Supplied material:
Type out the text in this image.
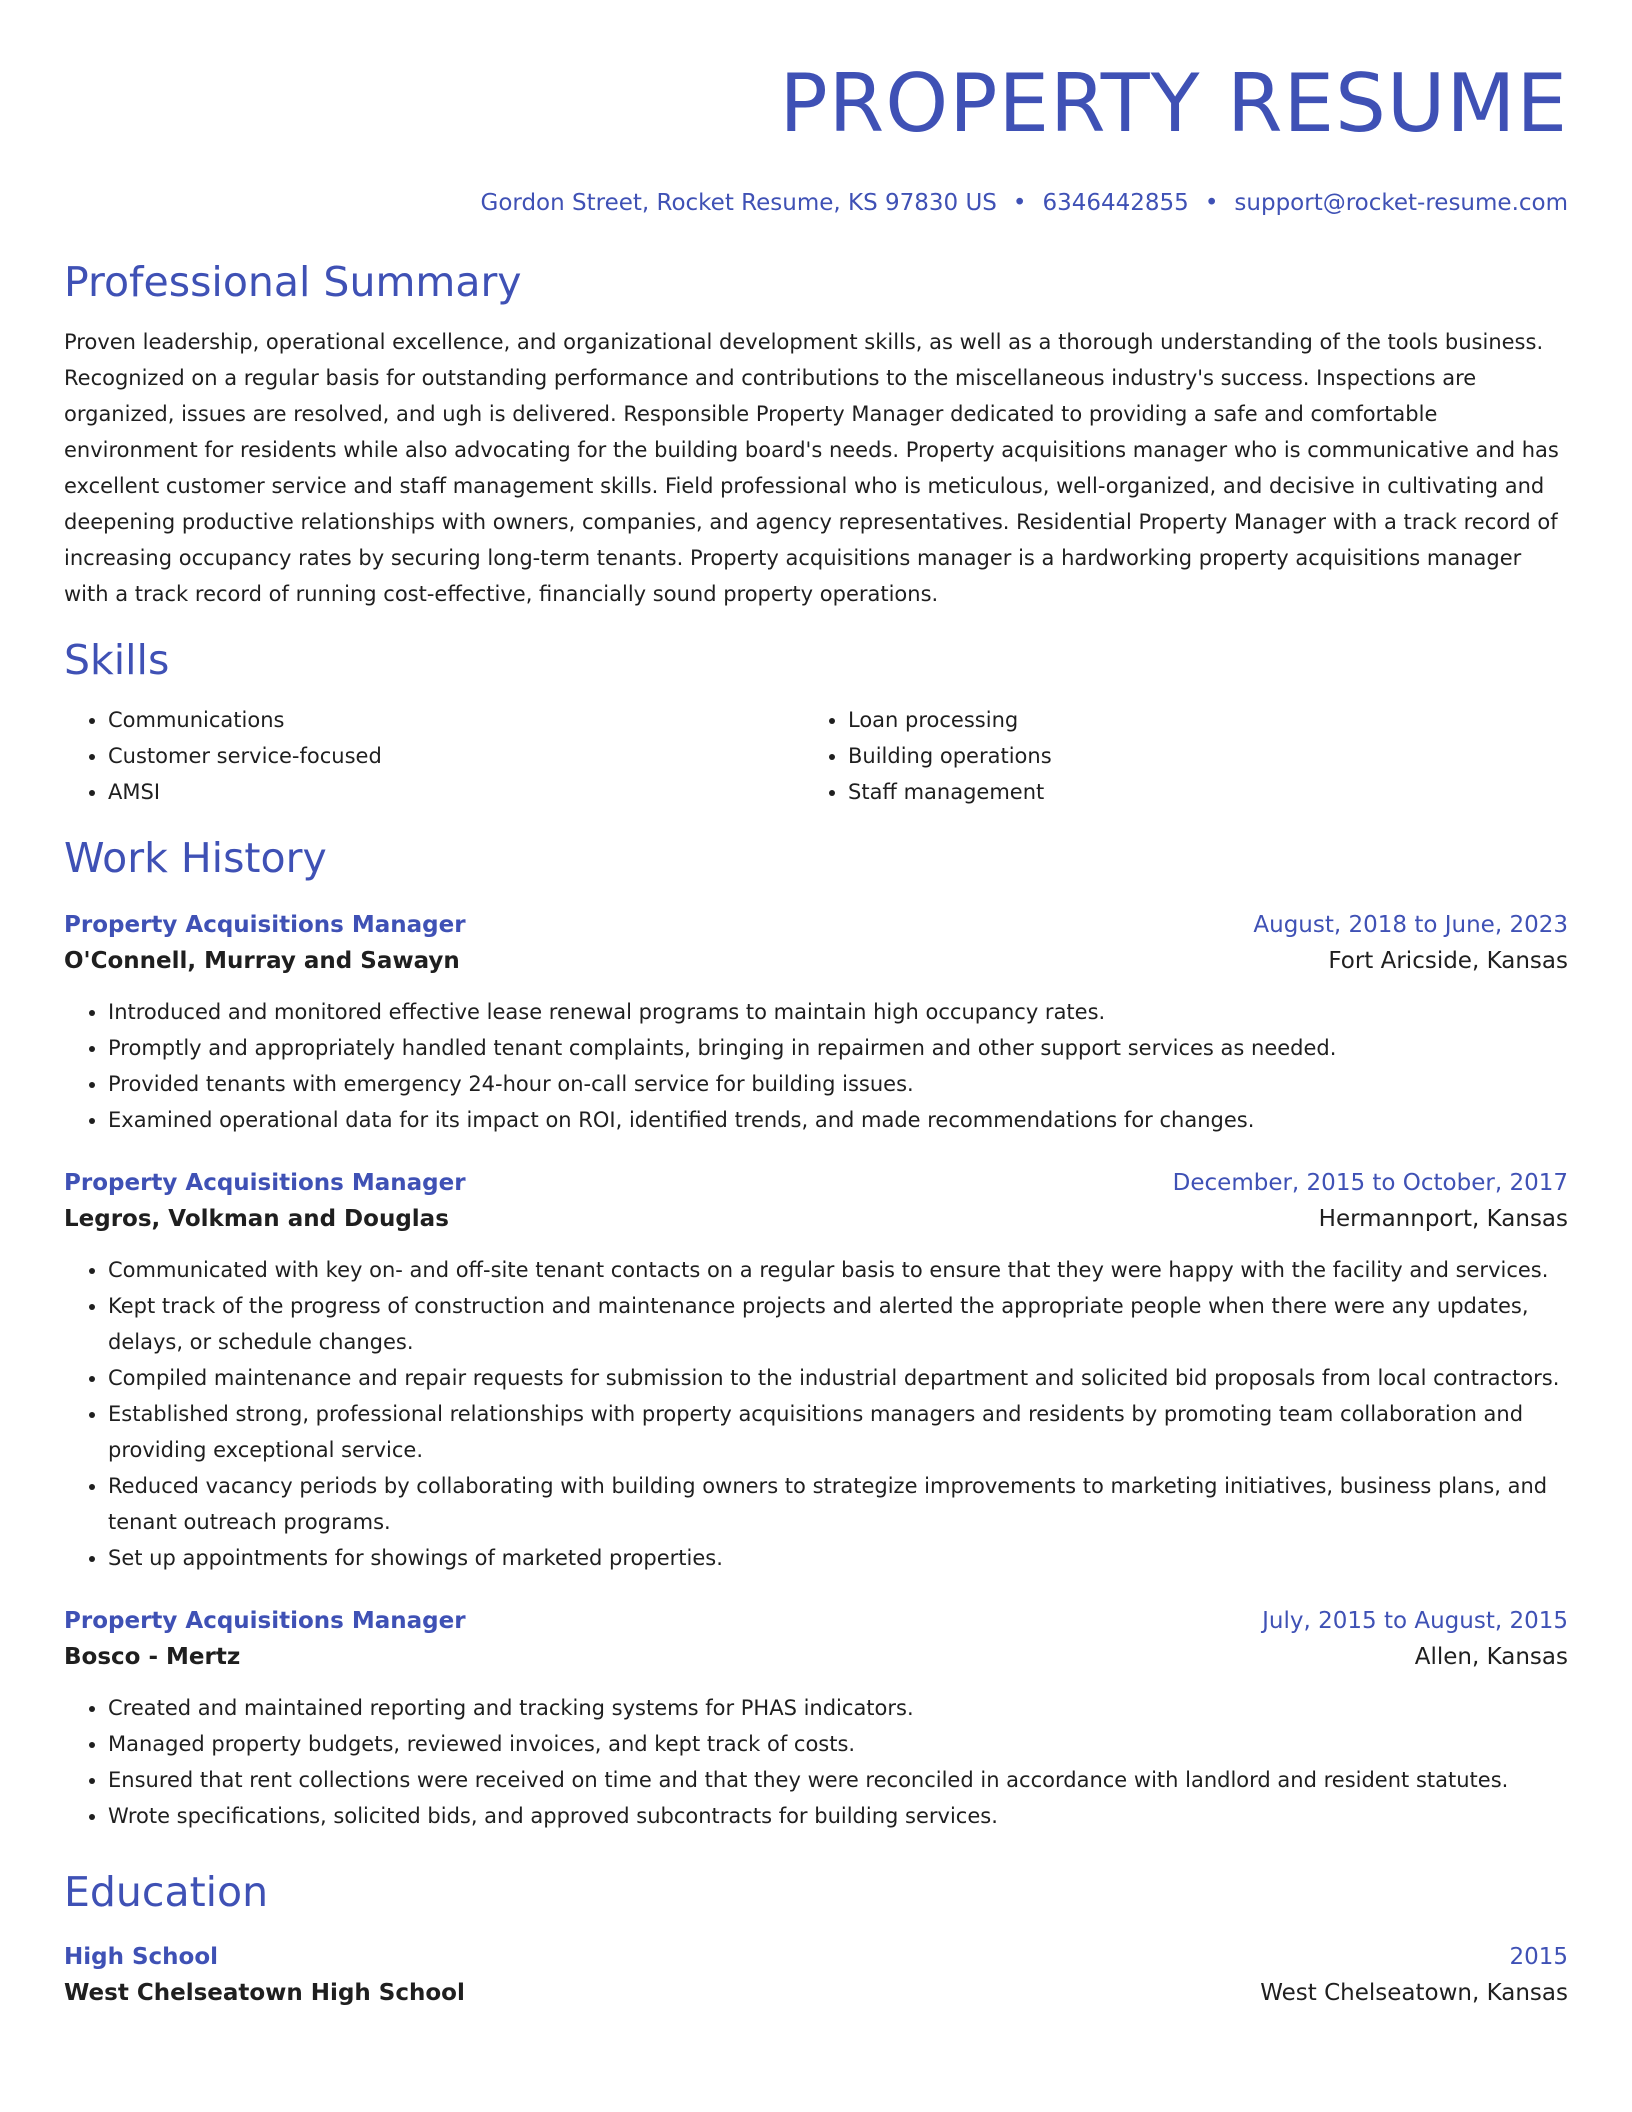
PROPERTY RESUME
Gordon Street, Rocket Resume, KS 97830 US • 6346442855 • support@rocket-resume.com
Professional Summary
Proven leadership, operational excellence, and organizational development skills, as well as a thorough understanding of the tools business. Recognized on a regular basis for outstanding performance and contributions to the miscellaneous industry's success. Inspections are organized, issues are resolved, and ugh is delivered. Responsible Property Manager dedicated to providing a safe and comfortable environment for residents while also advocating for the building board's needs. Property acquisitions manager who is communicative and has excellent customer service and staff management skills. Field professional who is meticulous, well-organized, and decisive in cultivating and deepening productive relationships with owners, companies, and agency representatives. Residential Property Manager with a track record of increasing occupancy rates by securing long-term tenants. Property acquisitions manager is a hardworking property acquisitions manager with a track record of running cost-effective, financially sound property operations.
Skills
• Communications
• Customer service-focused
• AMSI
• Loan processing
• Building operations
• Staff management
Work History
Property Acquisitions Manager	August, 2018 to June, 2023
O'Connell, Murray and Sawayn	Fort Aricside, Kansas
• Introduced and monitored effective lease renewal programs to maintain high occupancy rates.
• Promptly and appropriately handled tenant complaints, bringing in repairmen and other support services as needed.
• Provided tenants with emergency 24-hour on-call service for building issues.
• Examined operational data for its impact on ROI, identified trends, and made recommendations for changes.
Property Acquisitions Manager	December, 2015 to October, 2017
Legros, Volkman and Douglas	Hermannport, Kansas
• Communicated with key on- and off-site tenant contacts on a regular basis to ensure that they were happy with the facility and services.
• Kept track of the progress of construction and maintenance projects and alerted the appropriate people when there were any updates, delays, or schedule changes.
• Compiled maintenance and repair requests for submission to the industrial department and solicited bid proposals from local contractors.
• Established strong, professional relationships with property acquisitions managers and residents by promoting team collaboration and providing exceptional service.
• Reduced vacancy periods by collaborating with building owners to strategize improvements to marketing initiatives, business plans, and tenant outreach programs.
• Set up appointments for showings of marketed properties.
Property Acquisitions Manager	July, 2015 to August, 2015
Bosco - Mertz	Allen, Kansas
• Created and maintained reporting and tracking systems for PHAS indicators.
• Managed property budgets, reviewed invoices, and kept track of costs.
• Ensured that rent collections were received on time and that they were reconciled in accordance with landlord and resident statutes.
• Wrote specifications, solicited bids, and approved subcontracts for building services.
Education
High School	2015
West Chelseatown High School	West Chelseatown, Kansas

Task statement: Copy out the listing exactly as it stands, but not the pictures.

Right answer:
Type out the text in this image.
PROPERTY RESUME
Gordon Street, Rocket Resume, KS 97830 US • 6346442855 • support@rocket-resume.com
Professional Summary
Proven leadership, operational excellence, and organizational development skills, as well as a thorough understanding of the tools business. Recognized on a regular basis for outstanding performance and contributions to the miscellaneous industry's success. Inspections are organized, issues are resolved, and ugh is delivered. Responsible Property Manager dedicated to providing a safe and comfortable environment for residents while also advocating for the building board's needs. Property acquisitions manager who is communicative and has excellent customer service and staff management skills. Field professional who is meticulous, well-organized, and decisive in cultivating and deepening productive relationships with owners, companies, and agency representatives. Residential Property Manager with a track record of increasing occupancy rates by securing long-term tenants. Property acquisitions manager is a hardworking property acquisitions manager with a track record of running cost-effective, financially sound property operations.
Skills
• Communications
• Customer service-focused
• AMSI
• Loan processing
• Building operations
• Staff management
Work History
Property Acquisitions Manager	August, 2018 to June, 2023
O'Connell, Murray and Sawayn	Fort Aricside, Kansas
• Introduced and monitored effective lease renewal programs to maintain high occupancy rates.
• Promptly and appropriately handled tenant complaints, bringing in repairmen and other support services as needed.
• Provided tenants with emergency 24-hour on-call service for building issues.
• Examined operational data for its impact on ROI, identified trends, and made recommendations for changes.
Property Acquisitions Manager	December, 2015 to October, 2017
Legros, Volkman and Douglas	Hermannport, Kansas
• Communicated with key on- and off-site tenant contacts on a regular basis to ensure that they were happy with the facility and services.
• Kept track of the progress of construction and maintenance projects and alerted the appropriate people when there were any updates, delays, or schedule changes.
• Compiled maintenance and repair requests for submission to the industrial department and solicited bid proposals from local contractors.
• Established strong, professional relationships with property acquisitions managers and residents by promoting team collaboration and providing exceptional service.
• Reduced vacancy periods by collaborating with building owners to strategize improvements to marketing initiatives, business plans, and tenant outreach programs.
• Set up appointments for showings of marketed properties.
Property Acquisitions Manager	July, 2015 to August, 2015
Bosco - Mertz	Allen, Kansas
• Created and maintained reporting and tracking systems for PHAS indicators.
• Managed property budgets, reviewed invoices, and kept track of costs.
• Ensured that rent collections were received on time and that they were reconciled in accordance with landlord and resident statutes.
• Wrote specifications, solicited bids, and approved subcontracts for building services.
Education
High School	2015
West Chelseatown High School	West Chelseatown, Kansas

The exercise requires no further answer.